(INSTRUCTIONS TO FOLLOW) Will you output the entries below exactly, skipping every image they contain?

(Collection entries)
· · · · ·
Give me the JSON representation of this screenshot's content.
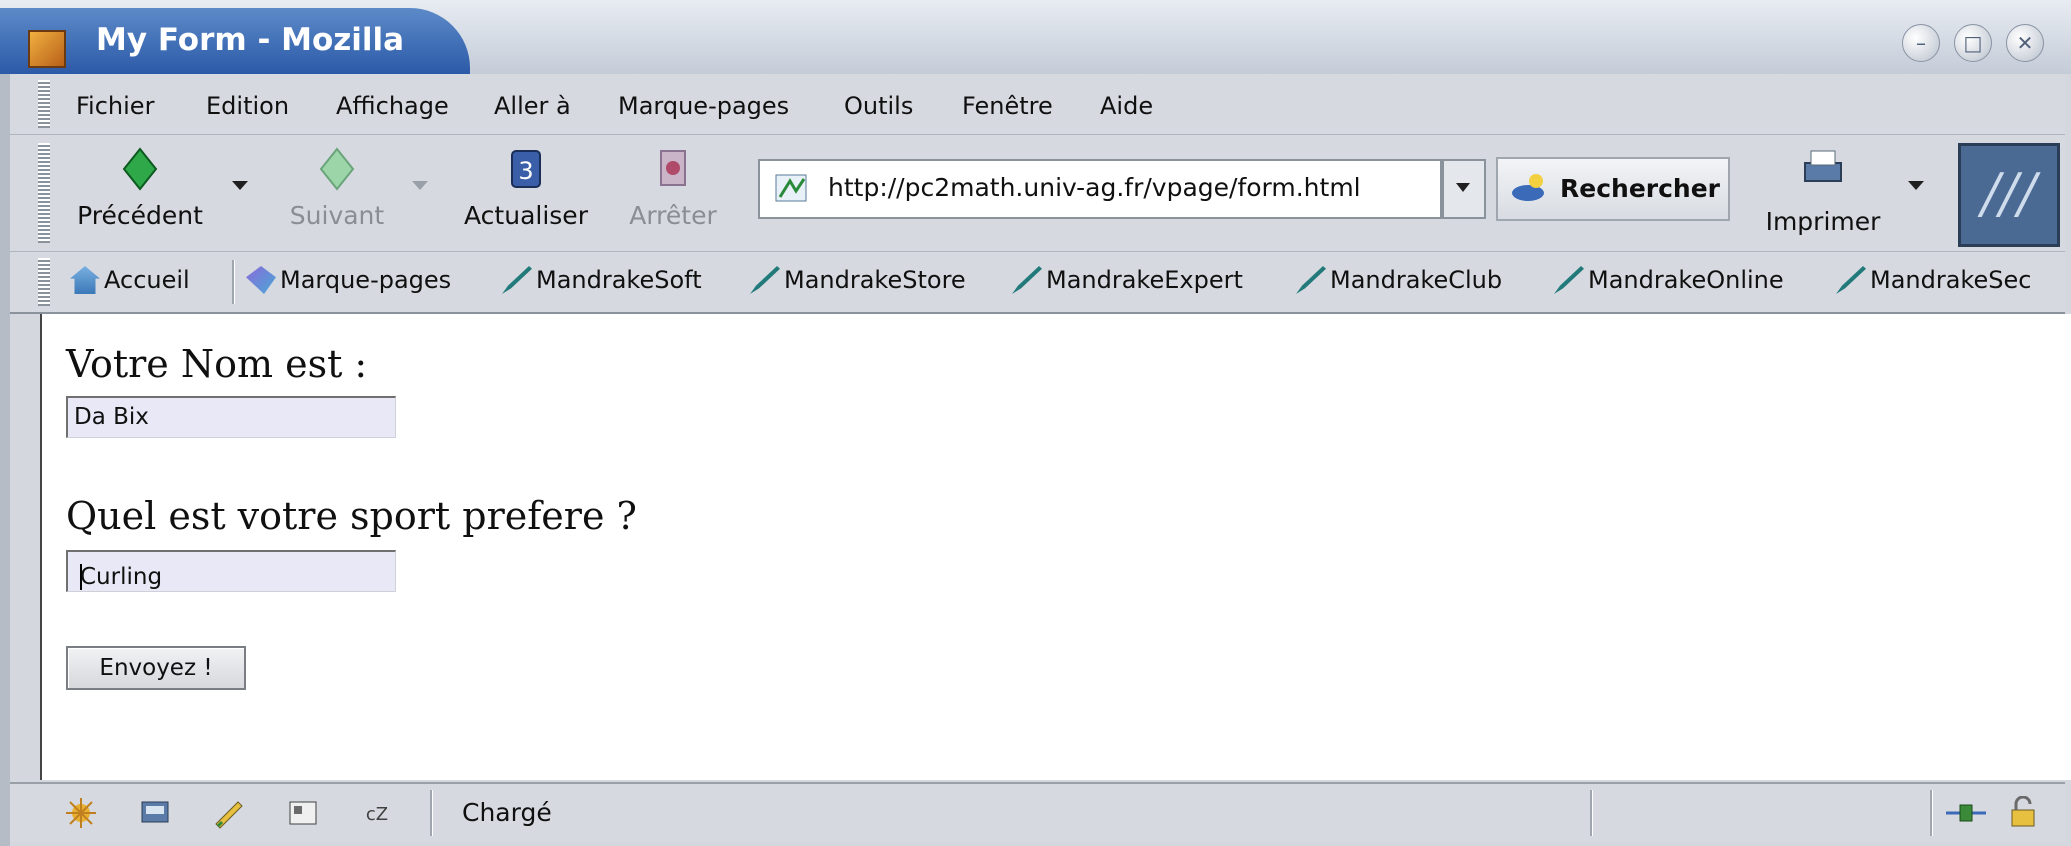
{
  "window": {
    "title": "My Form - Mozilla"
  },
  "menu": [
    "Fichier",
    "Edition",
    "Affichage",
    "Aller à",
    "Marque-pages",
    "Outils",
    "Fenêtre",
    "Aide"
  ],
  "toolbar": {
    "back": "Précédent",
    "forward": "Suivant",
    "reload": "Actualiser",
    "stop": "Arrêter",
    "url": "http://pc2math.univ-ag.fr/vpage/form.html",
    "search": "Rechercher",
    "print": "Imprimer"
  },
  "bookmarks": [
    "Accueil",
    "Marque-pages",
    "MandrakeSoft",
    "MandrakeStore",
    "MandrakeExpert",
    "MandrakeClub",
    "MandrakeOnline",
    "MandrakeSec"
  ],
  "form": {
    "name_label": "Votre Nom est :",
    "name_value": "Da Bix",
    "sport_label": "Quel est votre sport prefere ?",
    "sport_value": "Curling",
    "submit": "Envoyez !"
  },
  "status": {
    "text": "Chargé"
  },
  "colors": {
    "title_bar": "#2c5aa8",
    "field_bg": "#e8e8f6",
    "chrome": "#d6dae0"
  }
}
· · · · ·
(COMPLETED TASK)
Give me the JSON representation of this screenshot's content.
{
  "window": {
    "title": "My Form - Mozilla"
  },
  "menu": [
    "Fichier",
    "Edition",
    "Affichage",
    "Aller à",
    "Marque-pages",
    "Outils",
    "Fenêtre",
    "Aide"
  ],
  "toolbar": {
    "back": "Précédent",
    "forward": "Suivant",
    "reload": "Actualiser",
    "stop": "Arrêter",
    "url": "http://pc2math.univ-ag.fr/vpage/form.html",
    "search": "Rechercher",
    "print": "Imprimer"
  },
  "bookmarks": [
    "Accueil",
    "Marque-pages",
    "MandrakeSoft",
    "MandrakeStore",
    "MandrakeExpert",
    "MandrakeClub",
    "MandrakeOnline",
    "MandrakeSec"
  ],
  "form": {
    "name_label": "Votre Nom est :",
    "name_value": "Da Bix",
    "sport_label": "Quel est votre sport prefere ?",
    "sport_value": "Curling",
    "submit": "Envoyez !"
  },
  "status": {
    "text": "Chargé"
  },
  "colors": {
    "title_bar": "#2c5aa8",
    "field_bg": "#e8e8f6",
    "chrome": "#d6dae0"
  }
}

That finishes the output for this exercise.